[PROBLEM STATEMENT]: Pick out and copy every line below that has the word "ὅστις".

[INPUT ROWS]:
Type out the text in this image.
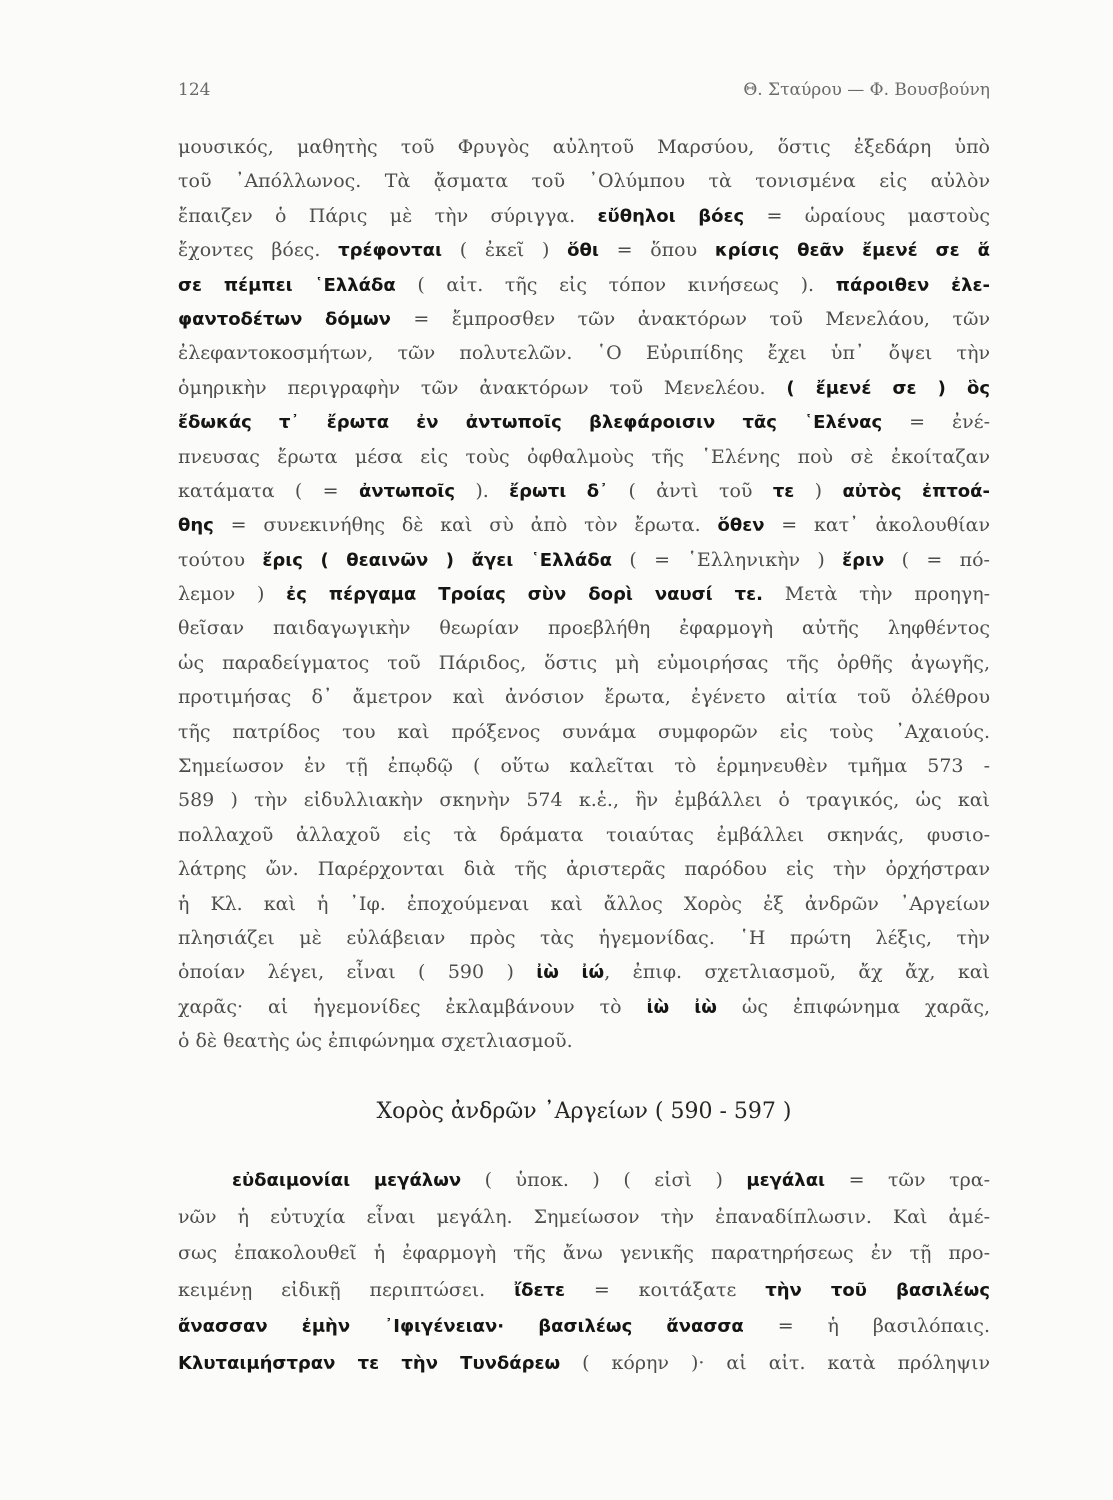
124	Θ. Σταύρου — Φ. Βουσβούνη
μουσικός, μαθητὴς τοῦ Φρυγὸς αὐλητοῦ Μαρσύου, ὅστις ἐξεδάρη ὑπὸ
τοῦ ᾿Απόλλωνος. Τὰ ᾄσματα τοῦ ᾿Ολύμπου τὰ τονισμένα εἰς αὐλὸν
ἔπαιζεν ὁ Πάρις μὲ τὴν σύριγγα. εὔθηλοι βόες = ὡραίους μαστοὺς
ἔχοντες βόες. τρέφονται ( ἐκεῖ ) ὅθι = ὅπου κρίσις θεᾶν ἔμενέ σε ἅ
σε πέμπει ῾Ελλάδα ( αἰτ. τῆς εἰς τόπον κινήσεως ). πάροιθεν ἐλε-
φαντοδέτων δόμων = ἔμπροσθεν τῶν ἀνακτόρων τοῦ Μενελάου, τῶν
ἐλεφαντοκοσμήτων, τῶν πολυτελῶν. ῾Ο Εὐριπίδης ἔχει ὑπ᾽ ὄψει τὴν
ὁμηρικὴν περιγραφὴν τῶν ἀνακτόρων τοῦ Μενελέου. ( ἔμενέ σε ) ὃς
ἔδωκάς τ᾽ ἔρωτα ἐν ἀντωποῖς βλεφάροισιν τᾶς ῾Ελένας = ἐνέ-
πνευσας ἔρωτα μέσα εἰς τοὺς ὀφθαλμοὺς τῆς ῾Ελένης ποὺ σὲ ἐκοίταζαν
κατάματα ( = ἀντωποῖς ). ἔρωτι δ᾽ ( ἀντὶ τοῦ τε ) αὐτὸς ἐπτοά-
θης = συνεκινήθης δὲ καὶ σὺ ἀπὸ τὸν ἔρωτα. ὅθεν = κατ᾽ ἀκολουθίαν
τούτου ἔρις ( θεαινῶν ) ἄγει ῾Ελλάδα ( = ῾Ελληνικὴν ) ἔριν ( = πό-
λεμον ) ἐς πέργαμα Τροίας σὺν δορὶ ναυσί τε. Μετὰ τὴν προηγη-
θεῖσαν παιδαγωγικὴν θεωρίαν προεβλήθη ἐφαρμογὴ αὐτῆς ληφθέντος
ὡς παραδείγματος τοῦ Πάριδος, ὅστις μὴ εὐμοιρήσας τῆς ὀρθῆς ἀγωγῆς,
προτιμήσας δ᾽ ἄμετρον καὶ ἀνόσιον ἔρωτα, ἐγένετο αἰτία τοῦ ὀλέθρου
τῆς πατρίδος του καὶ πρόξενος συνάμα συμφορῶν εἰς τοὺς ᾿Αχαιούς.
Σημείωσον ἐν τῇ ἐπῳδῷ ( οὕτω καλεῖται τὸ ἑρμηνευθὲν τμῆμα 573 -
589 ) τὴν εἰδυλλιακὴν σκηνὴν 574 κ.ἑ., ἣν ἐμβάλλει ὁ τραγικός, ὡς καὶ
πολλαχοῦ ἀλλαχοῦ εἰς τὰ δράματα τοιαύτας ἐμβάλλει σκηνάς, φυσιο-
λάτρης ὤν. Παρέρχονται διὰ τῆς ἀριστερᾶς παρόδου εἰς τὴν ὀρχήστραν
ἡ Κλ. καὶ ἡ ᾿Ιφ. ἐποχούμεναι καὶ ἄλλος Χορὸς ἐξ ἀνδρῶν ᾿Αργείων
πλησιάζει μὲ εὐλάβειαν πρὸς τὰς ἡγεμονίδας. ῾Η πρώτη λέξις, τὴν
ὁποίαν λέγει, εἶναι ( 590 ) ἰὼ ἰώ, ἐπιφ. σχετλιασμοῦ, ἄχ ἄχ, καὶ
χαρᾶς· αἱ ἡγεμονίδες ἐκλαμβάνουν τὸ ἰὼ ἰὼ ὡς ἐπιφώνημα χαρᾶς,
ὁ δὲ θεατὴς ὡς ἐπιφώνημα σχετλιασμοῦ.
Χορὸς ἀνδρῶν ᾿Αργείων ( 590 - 597 )
εὐδαιμονίαι μεγάλων ( ὑποκ. ) ( εἰσὶ ) μεγάλαι = τῶν τρα-
νῶν ἡ εὐτυχία εἶναι μεγάλη. Σημείωσον τὴν ἐπαναδίπλωσιν. Καὶ ἀμέ-
σως ἐπακολουθεῖ ἡ ἐφαρμογὴ τῆς ἄνω γενικῆς παρατηρήσεως ἐν τῇ προ-
κειμένῃ εἰδικῇ περιπτώσει. ἴδετε = κοιτάξατε τὴν τοῦ βασιλέως
ἄνασσαν ἐμὴν ᾿Ιφιγένειαν· βασιλέως ἄνασσα = ἡ βασιλόπαις.
Κλυταιμήστραν τε τὴν Τυνδάρεω ( κόρην )· αἱ αἰτ. κατὰ πρόληψιν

[SOLUTION TO THIS EXERCISE]:
μουσικός, μαθητὴς τοῦ Φρυγὸς αὐλητοῦ Μαρσύου, ὅστις ἐξεδάρη ὑπὸ
ὡς παραδείγματος τοῦ Πάριδος, ὅστις μὴ εὐμοιρήσας τῆς ὀρθῆς ἀγωγῆς,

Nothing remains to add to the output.